====== Data shown
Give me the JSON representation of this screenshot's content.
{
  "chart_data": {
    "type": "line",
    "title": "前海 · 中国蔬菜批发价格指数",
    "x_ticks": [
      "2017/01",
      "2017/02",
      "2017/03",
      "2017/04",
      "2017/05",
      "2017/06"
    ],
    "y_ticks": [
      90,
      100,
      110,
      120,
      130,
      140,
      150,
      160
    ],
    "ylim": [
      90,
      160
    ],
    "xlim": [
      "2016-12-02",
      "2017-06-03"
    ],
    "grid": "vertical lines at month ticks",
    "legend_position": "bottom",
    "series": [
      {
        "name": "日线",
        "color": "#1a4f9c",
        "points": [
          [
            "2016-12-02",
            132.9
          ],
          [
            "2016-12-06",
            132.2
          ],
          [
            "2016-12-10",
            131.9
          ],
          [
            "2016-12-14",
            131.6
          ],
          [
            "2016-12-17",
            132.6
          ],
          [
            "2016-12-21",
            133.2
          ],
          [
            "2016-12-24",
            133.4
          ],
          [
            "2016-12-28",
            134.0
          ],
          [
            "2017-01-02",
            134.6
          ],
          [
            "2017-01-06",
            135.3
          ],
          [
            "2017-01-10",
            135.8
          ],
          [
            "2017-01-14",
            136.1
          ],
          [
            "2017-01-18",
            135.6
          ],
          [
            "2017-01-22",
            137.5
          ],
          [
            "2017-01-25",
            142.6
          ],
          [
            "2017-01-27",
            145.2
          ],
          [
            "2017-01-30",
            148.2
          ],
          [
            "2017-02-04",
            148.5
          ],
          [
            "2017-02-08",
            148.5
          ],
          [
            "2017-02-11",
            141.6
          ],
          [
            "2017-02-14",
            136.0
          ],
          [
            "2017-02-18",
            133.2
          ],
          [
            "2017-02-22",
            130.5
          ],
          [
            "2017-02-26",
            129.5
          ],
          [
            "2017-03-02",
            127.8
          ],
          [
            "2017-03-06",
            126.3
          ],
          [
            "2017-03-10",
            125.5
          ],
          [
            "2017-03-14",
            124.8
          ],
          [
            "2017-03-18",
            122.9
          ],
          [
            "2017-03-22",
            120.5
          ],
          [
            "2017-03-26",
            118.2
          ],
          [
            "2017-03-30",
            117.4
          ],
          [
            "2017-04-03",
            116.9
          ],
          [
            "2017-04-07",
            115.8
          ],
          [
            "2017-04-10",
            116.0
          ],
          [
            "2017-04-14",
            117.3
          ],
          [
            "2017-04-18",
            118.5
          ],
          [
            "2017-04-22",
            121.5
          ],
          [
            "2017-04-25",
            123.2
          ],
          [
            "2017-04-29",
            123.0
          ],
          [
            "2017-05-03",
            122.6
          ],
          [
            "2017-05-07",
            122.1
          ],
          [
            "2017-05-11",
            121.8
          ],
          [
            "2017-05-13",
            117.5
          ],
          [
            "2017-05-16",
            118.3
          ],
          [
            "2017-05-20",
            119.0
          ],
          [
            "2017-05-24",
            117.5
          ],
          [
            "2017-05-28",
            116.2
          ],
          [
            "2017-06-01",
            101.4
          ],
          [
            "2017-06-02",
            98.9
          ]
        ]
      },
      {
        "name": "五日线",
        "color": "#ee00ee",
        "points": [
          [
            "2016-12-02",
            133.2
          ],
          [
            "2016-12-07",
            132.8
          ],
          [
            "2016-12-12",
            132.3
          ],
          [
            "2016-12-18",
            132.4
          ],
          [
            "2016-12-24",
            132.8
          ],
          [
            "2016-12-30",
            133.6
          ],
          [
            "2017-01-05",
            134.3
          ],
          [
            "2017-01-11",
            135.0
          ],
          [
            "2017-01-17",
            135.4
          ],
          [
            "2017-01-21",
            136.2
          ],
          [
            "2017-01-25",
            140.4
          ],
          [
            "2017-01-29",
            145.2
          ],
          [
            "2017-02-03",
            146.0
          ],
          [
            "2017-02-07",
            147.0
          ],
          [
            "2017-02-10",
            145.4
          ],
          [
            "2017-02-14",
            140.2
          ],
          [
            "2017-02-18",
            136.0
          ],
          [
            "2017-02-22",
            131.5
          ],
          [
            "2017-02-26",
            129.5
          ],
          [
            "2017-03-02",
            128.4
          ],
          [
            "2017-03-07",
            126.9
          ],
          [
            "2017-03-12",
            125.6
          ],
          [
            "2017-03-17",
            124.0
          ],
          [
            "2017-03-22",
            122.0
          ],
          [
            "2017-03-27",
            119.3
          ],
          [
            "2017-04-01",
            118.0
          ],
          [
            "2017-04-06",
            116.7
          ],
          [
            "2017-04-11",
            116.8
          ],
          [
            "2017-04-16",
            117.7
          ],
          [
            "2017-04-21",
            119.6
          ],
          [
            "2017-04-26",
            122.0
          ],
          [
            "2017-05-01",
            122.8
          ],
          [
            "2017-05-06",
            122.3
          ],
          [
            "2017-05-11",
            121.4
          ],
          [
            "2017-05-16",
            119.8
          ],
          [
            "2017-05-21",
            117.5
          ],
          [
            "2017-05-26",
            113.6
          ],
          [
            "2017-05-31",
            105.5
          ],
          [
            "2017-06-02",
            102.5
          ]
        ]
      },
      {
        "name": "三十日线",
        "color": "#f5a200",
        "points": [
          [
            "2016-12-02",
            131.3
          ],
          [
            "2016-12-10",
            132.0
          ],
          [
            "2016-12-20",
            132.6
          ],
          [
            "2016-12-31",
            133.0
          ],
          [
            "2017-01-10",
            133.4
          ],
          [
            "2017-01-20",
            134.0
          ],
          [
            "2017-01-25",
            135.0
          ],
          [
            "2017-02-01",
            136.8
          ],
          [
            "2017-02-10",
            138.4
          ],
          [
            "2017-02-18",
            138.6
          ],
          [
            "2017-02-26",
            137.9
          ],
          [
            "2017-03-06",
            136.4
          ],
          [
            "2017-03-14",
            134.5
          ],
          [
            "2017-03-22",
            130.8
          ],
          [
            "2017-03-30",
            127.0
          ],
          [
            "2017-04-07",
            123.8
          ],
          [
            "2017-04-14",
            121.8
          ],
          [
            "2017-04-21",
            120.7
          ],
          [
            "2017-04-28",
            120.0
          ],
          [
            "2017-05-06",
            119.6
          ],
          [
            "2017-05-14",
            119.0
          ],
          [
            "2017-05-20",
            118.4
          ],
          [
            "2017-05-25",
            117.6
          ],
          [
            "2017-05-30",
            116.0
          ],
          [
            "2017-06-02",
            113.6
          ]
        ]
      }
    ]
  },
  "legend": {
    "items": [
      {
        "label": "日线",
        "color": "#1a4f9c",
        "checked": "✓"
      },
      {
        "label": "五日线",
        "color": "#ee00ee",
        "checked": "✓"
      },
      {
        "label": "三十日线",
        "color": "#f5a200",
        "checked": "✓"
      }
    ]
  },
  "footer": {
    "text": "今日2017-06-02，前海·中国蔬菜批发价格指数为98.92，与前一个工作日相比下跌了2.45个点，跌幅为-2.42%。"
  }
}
============
====== Data shown
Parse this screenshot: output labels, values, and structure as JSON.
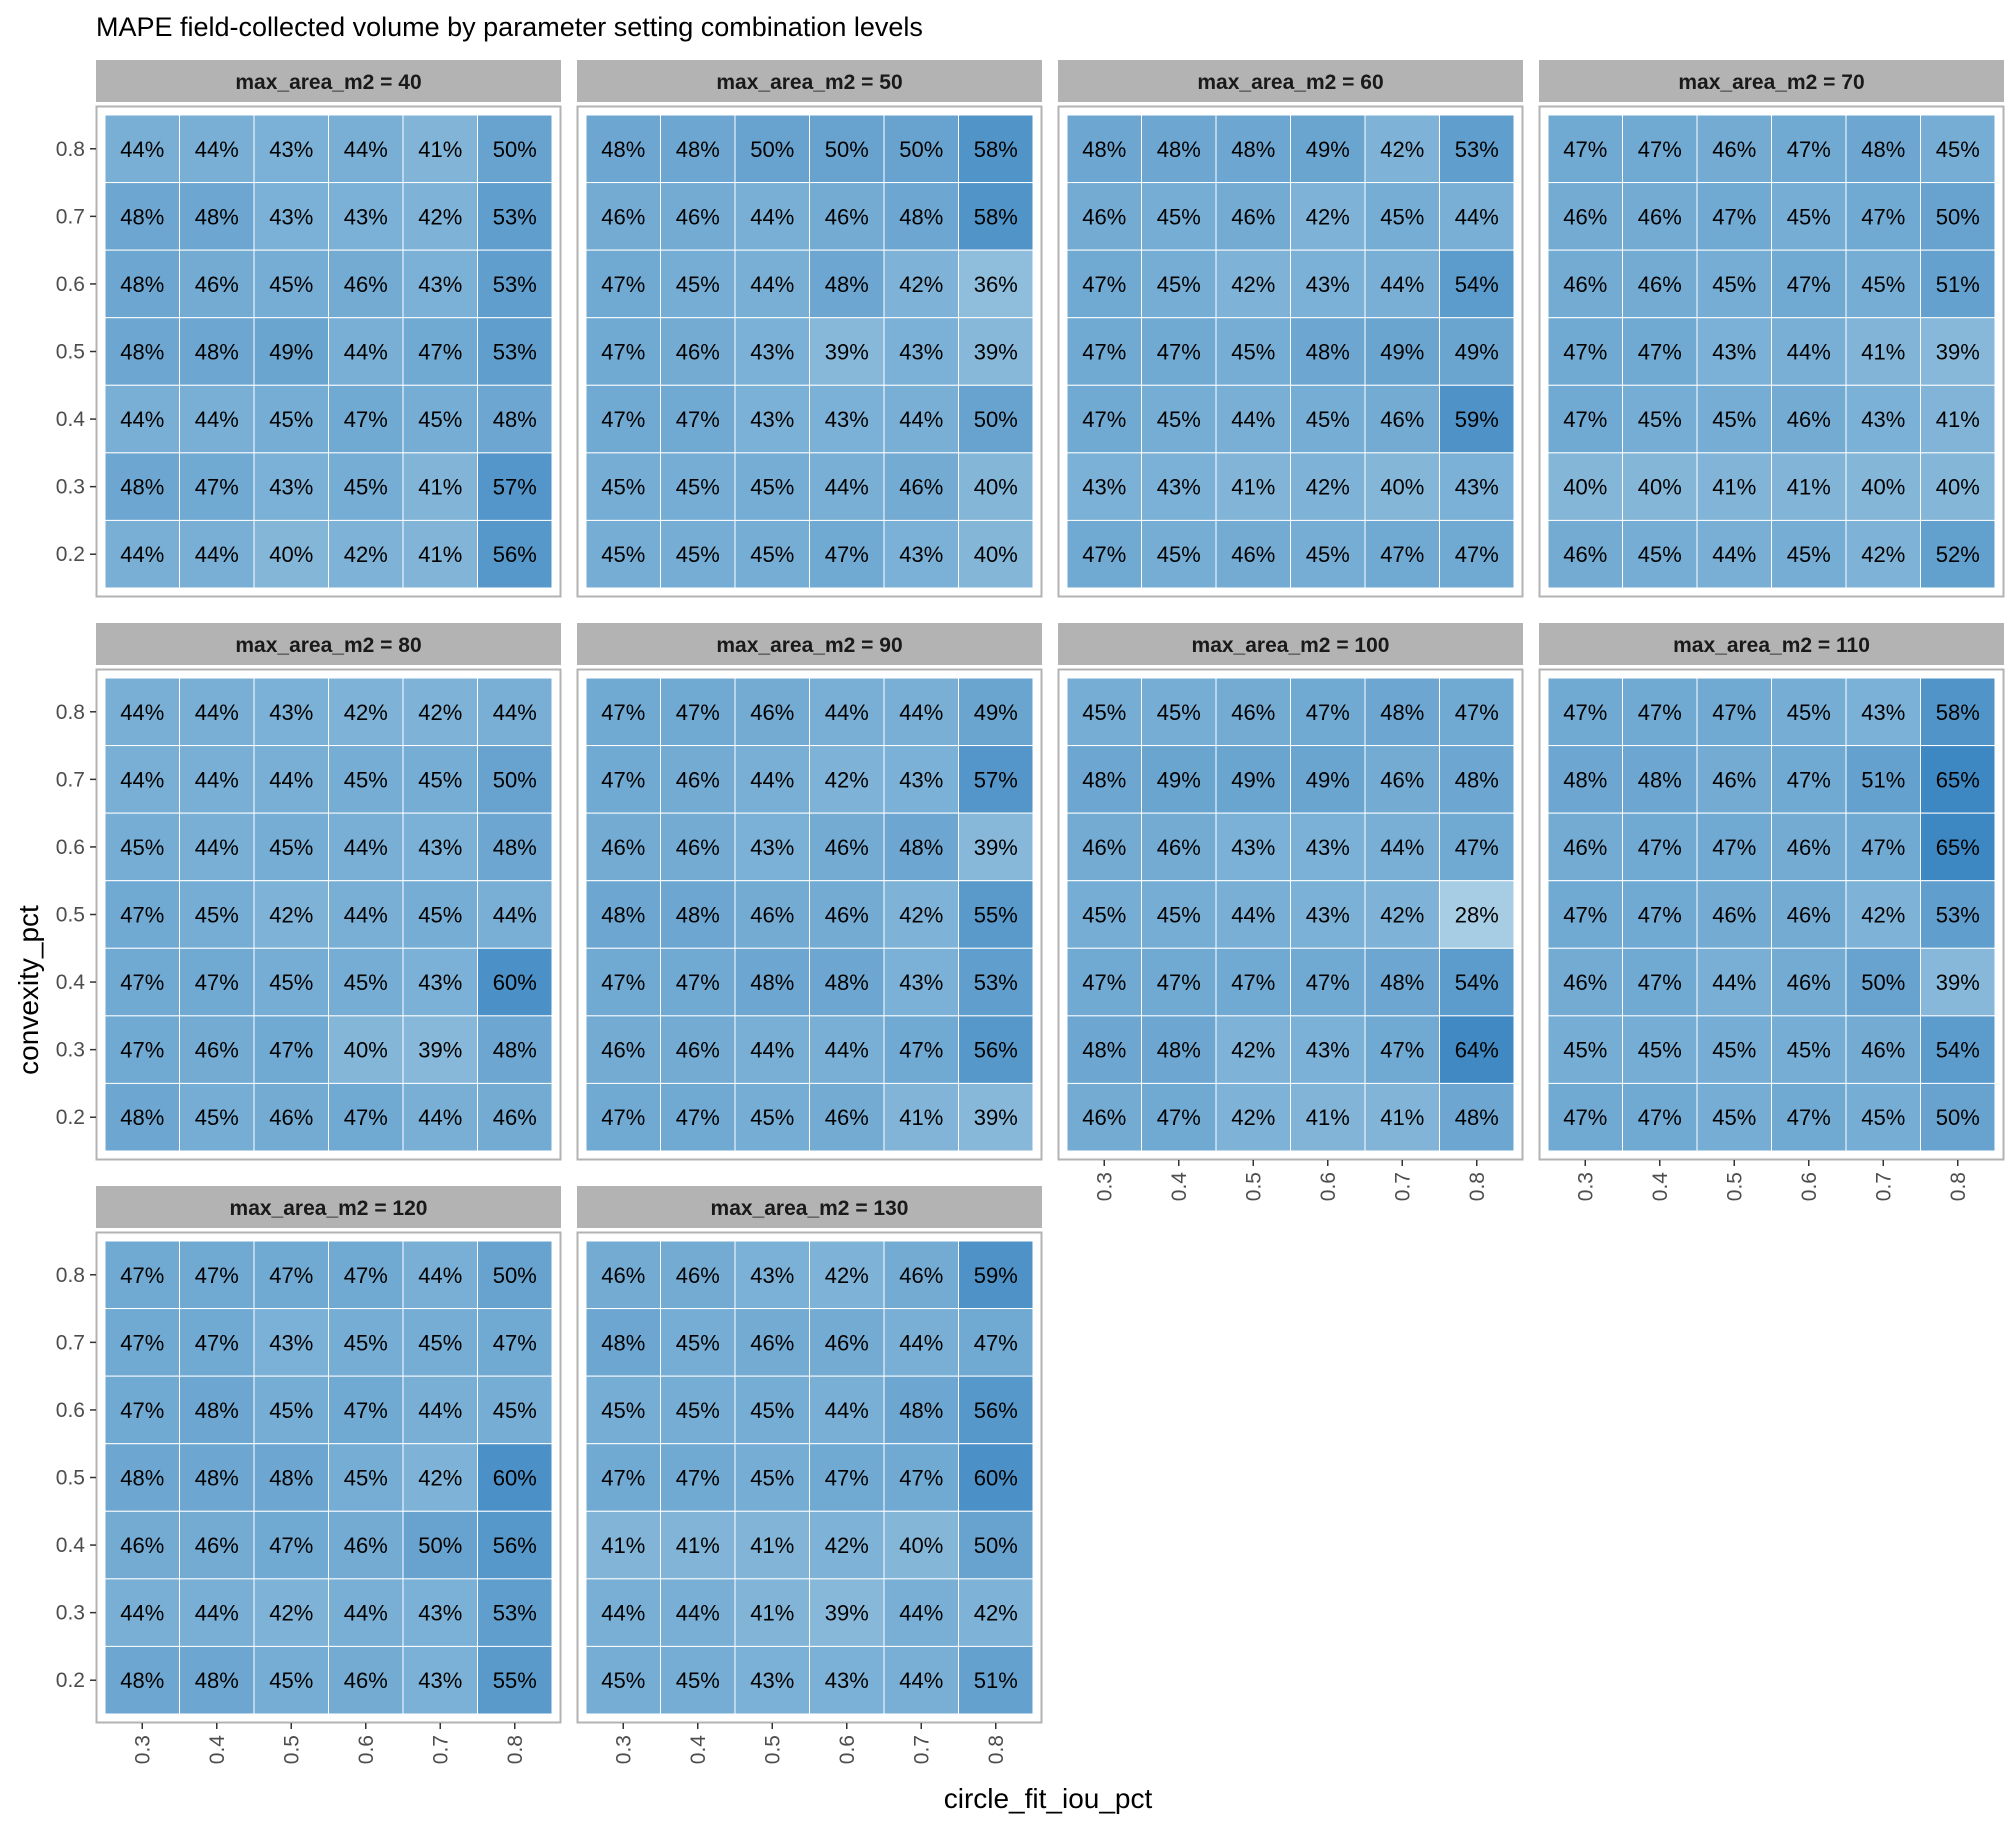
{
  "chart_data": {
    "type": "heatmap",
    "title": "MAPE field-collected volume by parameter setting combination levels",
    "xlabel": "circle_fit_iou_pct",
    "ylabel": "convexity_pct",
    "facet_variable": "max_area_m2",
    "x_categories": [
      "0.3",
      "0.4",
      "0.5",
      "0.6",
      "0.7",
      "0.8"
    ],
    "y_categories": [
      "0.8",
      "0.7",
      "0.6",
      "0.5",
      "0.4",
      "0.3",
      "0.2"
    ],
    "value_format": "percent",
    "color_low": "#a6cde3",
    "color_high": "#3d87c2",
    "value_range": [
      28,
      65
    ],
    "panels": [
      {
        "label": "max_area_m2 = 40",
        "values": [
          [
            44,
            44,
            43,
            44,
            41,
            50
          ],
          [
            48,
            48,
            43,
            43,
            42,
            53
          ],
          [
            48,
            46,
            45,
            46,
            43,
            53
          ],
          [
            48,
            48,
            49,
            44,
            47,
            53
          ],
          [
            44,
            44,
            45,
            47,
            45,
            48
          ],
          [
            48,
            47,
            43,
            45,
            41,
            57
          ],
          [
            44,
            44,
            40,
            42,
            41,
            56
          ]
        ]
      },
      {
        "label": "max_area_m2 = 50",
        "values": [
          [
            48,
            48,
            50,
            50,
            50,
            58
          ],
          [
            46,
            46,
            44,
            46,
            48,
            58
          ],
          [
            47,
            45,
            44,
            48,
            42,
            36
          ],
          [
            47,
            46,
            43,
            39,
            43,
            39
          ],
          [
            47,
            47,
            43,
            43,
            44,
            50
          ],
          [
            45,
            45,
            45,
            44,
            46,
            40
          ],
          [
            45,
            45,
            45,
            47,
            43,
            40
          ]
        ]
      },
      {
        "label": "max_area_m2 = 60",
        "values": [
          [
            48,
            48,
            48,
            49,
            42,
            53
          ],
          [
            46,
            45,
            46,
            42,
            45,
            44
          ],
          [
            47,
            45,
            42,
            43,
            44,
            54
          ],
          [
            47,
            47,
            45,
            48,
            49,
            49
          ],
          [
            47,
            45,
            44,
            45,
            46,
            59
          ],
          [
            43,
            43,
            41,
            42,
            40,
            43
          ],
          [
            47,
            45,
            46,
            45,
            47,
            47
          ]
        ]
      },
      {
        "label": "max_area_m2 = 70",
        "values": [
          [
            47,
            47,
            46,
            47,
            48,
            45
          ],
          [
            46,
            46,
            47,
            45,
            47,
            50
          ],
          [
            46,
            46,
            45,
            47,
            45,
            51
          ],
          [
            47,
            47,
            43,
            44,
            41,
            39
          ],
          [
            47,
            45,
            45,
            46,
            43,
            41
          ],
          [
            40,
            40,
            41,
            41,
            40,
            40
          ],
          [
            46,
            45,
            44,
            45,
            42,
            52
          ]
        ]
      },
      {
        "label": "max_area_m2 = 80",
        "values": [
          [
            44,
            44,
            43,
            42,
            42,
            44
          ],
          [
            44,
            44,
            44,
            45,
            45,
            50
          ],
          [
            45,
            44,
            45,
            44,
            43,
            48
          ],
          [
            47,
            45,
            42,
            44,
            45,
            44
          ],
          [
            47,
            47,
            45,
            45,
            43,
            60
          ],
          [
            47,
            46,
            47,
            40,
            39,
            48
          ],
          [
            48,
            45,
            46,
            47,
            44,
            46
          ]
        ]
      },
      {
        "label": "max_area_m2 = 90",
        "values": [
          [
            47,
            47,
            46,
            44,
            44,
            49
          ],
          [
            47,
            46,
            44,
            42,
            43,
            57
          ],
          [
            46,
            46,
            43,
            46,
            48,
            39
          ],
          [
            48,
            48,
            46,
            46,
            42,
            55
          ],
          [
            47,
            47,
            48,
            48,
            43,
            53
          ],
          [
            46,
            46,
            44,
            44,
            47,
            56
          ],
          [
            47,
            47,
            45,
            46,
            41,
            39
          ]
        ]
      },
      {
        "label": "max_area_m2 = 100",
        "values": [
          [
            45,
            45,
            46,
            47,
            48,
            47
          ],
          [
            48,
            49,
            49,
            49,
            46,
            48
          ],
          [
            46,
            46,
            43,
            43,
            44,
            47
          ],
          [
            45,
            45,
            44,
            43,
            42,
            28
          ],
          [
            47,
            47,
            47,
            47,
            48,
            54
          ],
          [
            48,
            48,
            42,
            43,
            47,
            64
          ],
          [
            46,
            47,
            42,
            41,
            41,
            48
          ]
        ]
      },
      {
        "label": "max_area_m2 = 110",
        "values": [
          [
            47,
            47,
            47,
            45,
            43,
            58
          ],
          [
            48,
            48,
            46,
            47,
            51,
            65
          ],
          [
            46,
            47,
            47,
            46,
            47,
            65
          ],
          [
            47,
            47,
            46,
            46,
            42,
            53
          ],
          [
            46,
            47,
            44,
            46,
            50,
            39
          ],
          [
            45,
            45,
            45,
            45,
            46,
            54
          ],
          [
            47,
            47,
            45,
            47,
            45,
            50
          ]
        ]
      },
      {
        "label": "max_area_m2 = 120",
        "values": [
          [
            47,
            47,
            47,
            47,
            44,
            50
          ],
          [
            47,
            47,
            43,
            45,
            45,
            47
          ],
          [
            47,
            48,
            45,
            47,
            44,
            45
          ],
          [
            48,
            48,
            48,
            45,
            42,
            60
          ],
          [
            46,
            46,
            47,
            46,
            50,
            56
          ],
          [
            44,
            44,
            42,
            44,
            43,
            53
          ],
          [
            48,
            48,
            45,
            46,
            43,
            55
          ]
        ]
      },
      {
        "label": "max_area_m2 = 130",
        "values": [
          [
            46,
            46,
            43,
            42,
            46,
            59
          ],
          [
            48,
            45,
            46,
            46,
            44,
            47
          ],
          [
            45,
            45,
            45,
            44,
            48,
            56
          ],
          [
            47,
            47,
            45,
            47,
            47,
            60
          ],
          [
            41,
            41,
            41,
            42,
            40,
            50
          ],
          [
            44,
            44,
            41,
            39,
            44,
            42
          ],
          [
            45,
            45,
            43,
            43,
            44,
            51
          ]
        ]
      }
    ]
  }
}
============
■ Work to be completed ■
Go through the listing above and list every line that has the word "JSON".

■ Task solution ■
Give me the JSON representation of this screenshot's content.
Parse this screenshot: output labels, values, and structure as JSON.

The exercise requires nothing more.